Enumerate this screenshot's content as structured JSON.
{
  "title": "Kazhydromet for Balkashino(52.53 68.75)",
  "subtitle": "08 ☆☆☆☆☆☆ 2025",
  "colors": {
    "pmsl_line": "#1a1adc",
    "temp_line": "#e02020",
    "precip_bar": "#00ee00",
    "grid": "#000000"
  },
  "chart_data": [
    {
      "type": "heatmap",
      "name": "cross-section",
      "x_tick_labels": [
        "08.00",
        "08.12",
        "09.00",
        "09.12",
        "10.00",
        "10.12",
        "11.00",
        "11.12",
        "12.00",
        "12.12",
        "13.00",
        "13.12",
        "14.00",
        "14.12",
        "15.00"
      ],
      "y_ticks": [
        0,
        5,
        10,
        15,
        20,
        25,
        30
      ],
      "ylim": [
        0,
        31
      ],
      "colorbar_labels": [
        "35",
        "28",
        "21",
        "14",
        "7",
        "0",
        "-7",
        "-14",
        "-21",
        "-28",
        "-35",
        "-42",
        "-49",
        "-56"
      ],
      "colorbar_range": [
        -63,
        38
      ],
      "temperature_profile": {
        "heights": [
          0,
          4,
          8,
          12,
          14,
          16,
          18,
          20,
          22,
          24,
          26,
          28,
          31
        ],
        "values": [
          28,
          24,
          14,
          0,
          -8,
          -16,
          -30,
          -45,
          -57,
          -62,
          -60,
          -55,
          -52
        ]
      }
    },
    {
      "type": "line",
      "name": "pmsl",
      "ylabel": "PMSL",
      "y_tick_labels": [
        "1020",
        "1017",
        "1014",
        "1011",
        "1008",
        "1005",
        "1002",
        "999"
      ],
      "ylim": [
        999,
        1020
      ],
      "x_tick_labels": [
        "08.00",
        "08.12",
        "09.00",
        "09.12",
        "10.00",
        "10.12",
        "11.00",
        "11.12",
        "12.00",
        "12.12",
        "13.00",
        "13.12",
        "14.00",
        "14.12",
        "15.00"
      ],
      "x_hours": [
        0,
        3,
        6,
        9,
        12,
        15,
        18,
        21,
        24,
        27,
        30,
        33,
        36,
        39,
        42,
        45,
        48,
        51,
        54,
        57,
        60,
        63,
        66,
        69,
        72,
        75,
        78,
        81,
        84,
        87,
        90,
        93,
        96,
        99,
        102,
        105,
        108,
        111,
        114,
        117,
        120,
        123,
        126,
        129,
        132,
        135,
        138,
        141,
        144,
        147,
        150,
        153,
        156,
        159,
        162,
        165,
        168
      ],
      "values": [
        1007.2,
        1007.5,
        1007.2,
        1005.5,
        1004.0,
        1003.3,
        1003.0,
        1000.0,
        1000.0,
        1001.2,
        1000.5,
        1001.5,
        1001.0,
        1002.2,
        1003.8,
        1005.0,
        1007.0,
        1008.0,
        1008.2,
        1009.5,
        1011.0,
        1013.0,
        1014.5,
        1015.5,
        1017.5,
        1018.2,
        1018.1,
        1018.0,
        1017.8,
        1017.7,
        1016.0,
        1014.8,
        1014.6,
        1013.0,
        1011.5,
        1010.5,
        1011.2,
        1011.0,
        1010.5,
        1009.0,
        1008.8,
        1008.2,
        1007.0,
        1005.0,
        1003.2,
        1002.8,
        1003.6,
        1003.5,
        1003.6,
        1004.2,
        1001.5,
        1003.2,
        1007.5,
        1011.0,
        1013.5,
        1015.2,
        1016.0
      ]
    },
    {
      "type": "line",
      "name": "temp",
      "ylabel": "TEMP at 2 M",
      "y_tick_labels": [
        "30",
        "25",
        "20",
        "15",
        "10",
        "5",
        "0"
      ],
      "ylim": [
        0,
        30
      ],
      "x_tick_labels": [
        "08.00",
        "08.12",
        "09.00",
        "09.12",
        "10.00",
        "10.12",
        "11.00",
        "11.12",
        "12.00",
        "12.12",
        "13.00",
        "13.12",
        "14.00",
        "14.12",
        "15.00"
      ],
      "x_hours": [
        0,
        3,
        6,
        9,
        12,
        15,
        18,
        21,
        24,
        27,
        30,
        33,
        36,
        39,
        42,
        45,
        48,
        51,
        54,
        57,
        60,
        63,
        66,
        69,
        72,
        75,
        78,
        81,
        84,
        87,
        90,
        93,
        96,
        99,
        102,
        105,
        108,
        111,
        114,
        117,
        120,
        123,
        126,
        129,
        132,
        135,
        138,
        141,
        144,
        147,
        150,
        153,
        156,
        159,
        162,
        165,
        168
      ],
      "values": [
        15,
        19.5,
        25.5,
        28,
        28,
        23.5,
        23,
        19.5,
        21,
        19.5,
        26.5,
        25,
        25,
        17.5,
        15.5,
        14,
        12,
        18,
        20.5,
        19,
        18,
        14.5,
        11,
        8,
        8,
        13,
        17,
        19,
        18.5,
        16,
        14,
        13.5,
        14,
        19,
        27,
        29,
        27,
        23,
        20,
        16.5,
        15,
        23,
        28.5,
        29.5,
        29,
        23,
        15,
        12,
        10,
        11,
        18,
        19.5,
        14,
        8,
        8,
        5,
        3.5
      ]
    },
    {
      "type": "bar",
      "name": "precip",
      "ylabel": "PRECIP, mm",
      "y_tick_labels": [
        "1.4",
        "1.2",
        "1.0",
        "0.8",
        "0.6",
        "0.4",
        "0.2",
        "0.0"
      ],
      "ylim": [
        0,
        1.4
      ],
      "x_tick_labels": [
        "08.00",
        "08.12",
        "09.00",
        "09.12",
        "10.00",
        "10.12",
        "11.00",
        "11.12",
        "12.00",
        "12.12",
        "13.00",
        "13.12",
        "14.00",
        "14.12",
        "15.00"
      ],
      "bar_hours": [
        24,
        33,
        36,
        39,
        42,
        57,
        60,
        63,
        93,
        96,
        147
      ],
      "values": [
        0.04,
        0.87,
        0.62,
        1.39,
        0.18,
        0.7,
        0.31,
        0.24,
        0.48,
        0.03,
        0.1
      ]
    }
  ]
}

—————

# Your goal
Quote each line of the data above exactly as written.

# Problem solution
Enumerate this screenshot's content as structured JSON.
{
  "title": "Kazhydromet for Balkashino(52.53 68.75)",
  "subtitle": "08 ☆☆☆☆☆☆ 2025",
  "colors": {
    "pmsl_line": "#1a1adc",
    "temp_line": "#e02020",
    "precip_bar": "#00ee00",
    "grid": "#000000"
  },
  "chart_data": [
    {
      "type": "heatmap",
      "name": "cross-section",
      "x_tick_labels": [
        "08.00",
        "08.12",
        "09.00",
        "09.12",
        "10.00",
        "10.12",
        "11.00",
        "11.12",
        "12.00",
        "12.12",
        "13.00",
        "13.12",
        "14.00",
        "14.12",
        "15.00"
      ],
      "y_ticks": [
        0,
        5,
        10,
        15,
        20,
        25,
        30
      ],
      "ylim": [
        0,
        31
      ],
      "colorbar_labels": [
        "35",
        "28",
        "21",
        "14",
        "7",
        "0",
        "-7",
        "-14",
        "-21",
        "-28",
        "-35",
        "-42",
        "-49",
        "-56"
      ],
      "colorbar_range": [
        -63,
        38
      ],
      "temperature_profile": {
        "heights": [
          0,
          4,
          8,
          12,
          14,
          16,
          18,
          20,
          22,
          24,
          26,
          28,
          31
        ],
        "values": [
          28,
          24,
          14,
          0,
          -8,
          -16,
          -30,
          -45,
          -57,
          -62,
          -60,
          -55,
          -52
        ]
      }
    },
    {
      "type": "line",
      "name": "pmsl",
      "ylabel": "PMSL",
      "y_tick_labels": [
        "1020",
        "1017",
        "1014",
        "1011",
        "1008",
        "1005",
        "1002",
        "999"
      ],
      "ylim": [
        999,
        1020
      ],
      "x_tick_labels": [
        "08.00",
        "08.12",
        "09.00",
        "09.12",
        "10.00",
        "10.12",
        "11.00",
        "11.12",
        "12.00",
        "12.12",
        "13.00",
        "13.12",
        "14.00",
        "14.12",
        "15.00"
      ],
      "x_hours": [
        0,
        3,
        6,
        9,
        12,
        15,
        18,
        21,
        24,
        27,
        30,
        33,
        36,
        39,
        42,
        45,
        48,
        51,
        54,
        57,
        60,
        63,
        66,
        69,
        72,
        75,
        78,
        81,
        84,
        87,
        90,
        93,
        96,
        99,
        102,
        105,
        108,
        111,
        114,
        117,
        120,
        123,
        126,
        129,
        132,
        135,
        138,
        141,
        144,
        147,
        150,
        153,
        156,
        159,
        162,
        165,
        168
      ],
      "values": [
        1007.2,
        1007.5,
        1007.2,
        1005.5,
        1004.0,
        1003.3,
        1003.0,
        1000.0,
        1000.0,
        1001.2,
        1000.5,
        1001.5,
        1001.0,
        1002.2,
        1003.8,
        1005.0,
        1007.0,
        1008.0,
        1008.2,
        1009.5,
        1011.0,
        1013.0,
        1014.5,
        1015.5,
        1017.5,
        1018.2,
        1018.1,
        1018.0,
        1017.8,
        1017.7,
        1016.0,
        1014.8,
        1014.6,
        1013.0,
        1011.5,
        1010.5,
        1011.2,
        1011.0,
        1010.5,
        1009.0,
        1008.8,
        1008.2,
        1007.0,
        1005.0,
        1003.2,
        1002.8,
        1003.6,
        1003.5,
        1003.6,
        1004.2,
        1001.5,
        1003.2,
        1007.5,
        1011.0,
        1013.5,
        1015.2,
        1016.0
      ]
    },
    {
      "type": "line",
      "name": "temp",
      "ylabel": "TEMP at 2 M",
      "y_tick_labels": [
        "30",
        "25",
        "20",
        "15",
        "10",
        "5",
        "0"
      ],
      "ylim": [
        0,
        30
      ],
      "x_tick_labels": [
        "08.00",
        "08.12",
        "09.00",
        "09.12",
        "10.00",
        "10.12",
        "11.00",
        "11.12",
        "12.00",
        "12.12",
        "13.00",
        "13.12",
        "14.00",
        "14.12",
        "15.00"
      ],
      "x_hours": [
        0,
        3,
        6,
        9,
        12,
        15,
        18,
        21,
        24,
        27,
        30,
        33,
        36,
        39,
        42,
        45,
        48,
        51,
        54,
        57,
        60,
        63,
        66,
        69,
        72,
        75,
        78,
        81,
        84,
        87,
        90,
        93,
        96,
        99,
        102,
        105,
        108,
        111,
        114,
        117,
        120,
        123,
        126,
        129,
        132,
        135,
        138,
        141,
        144,
        147,
        150,
        153,
        156,
        159,
        162,
        165,
        168
      ],
      "values": [
        15,
        19.5,
        25.5,
        28,
        28,
        23.5,
        23,
        19.5,
        21,
        19.5,
        26.5,
        25,
        25,
        17.5,
        15.5,
        14,
        12,
        18,
        20.5,
        19,
        18,
        14.5,
        11,
        8,
        8,
        13,
        17,
        19,
        18.5,
        16,
        14,
        13.5,
        14,
        19,
        27,
        29,
        27,
        23,
        20,
        16.5,
        15,
        23,
        28.5,
        29.5,
        29,
        23,
        15,
        12,
        10,
        11,
        18,
        19.5,
        14,
        8,
        8,
        5,
        3.5
      ]
    },
    {
      "type": "bar",
      "name": "precip",
      "ylabel": "PRECIP, mm",
      "y_tick_labels": [
        "1.4",
        "1.2",
        "1.0",
        "0.8",
        "0.6",
        "0.4",
        "0.2",
        "0.0"
      ],
      "ylim": [
        0,
        1.4
      ],
      "x_tick_labels": [
        "08.00",
        "08.12",
        "09.00",
        "09.12",
        "10.00",
        "10.12",
        "11.00",
        "11.12",
        "12.00",
        "12.12",
        "13.00",
        "13.12",
        "14.00",
        "14.12",
        "15.00"
      ],
      "bar_hours": [
        24,
        33,
        36,
        39,
        42,
        57,
        60,
        63,
        93,
        96,
        147
      ],
      "values": [
        0.04,
        0.87,
        0.62,
        1.39,
        0.18,
        0.7,
        0.31,
        0.24,
        0.48,
        0.03,
        0.1
      ]
    }
  ]
}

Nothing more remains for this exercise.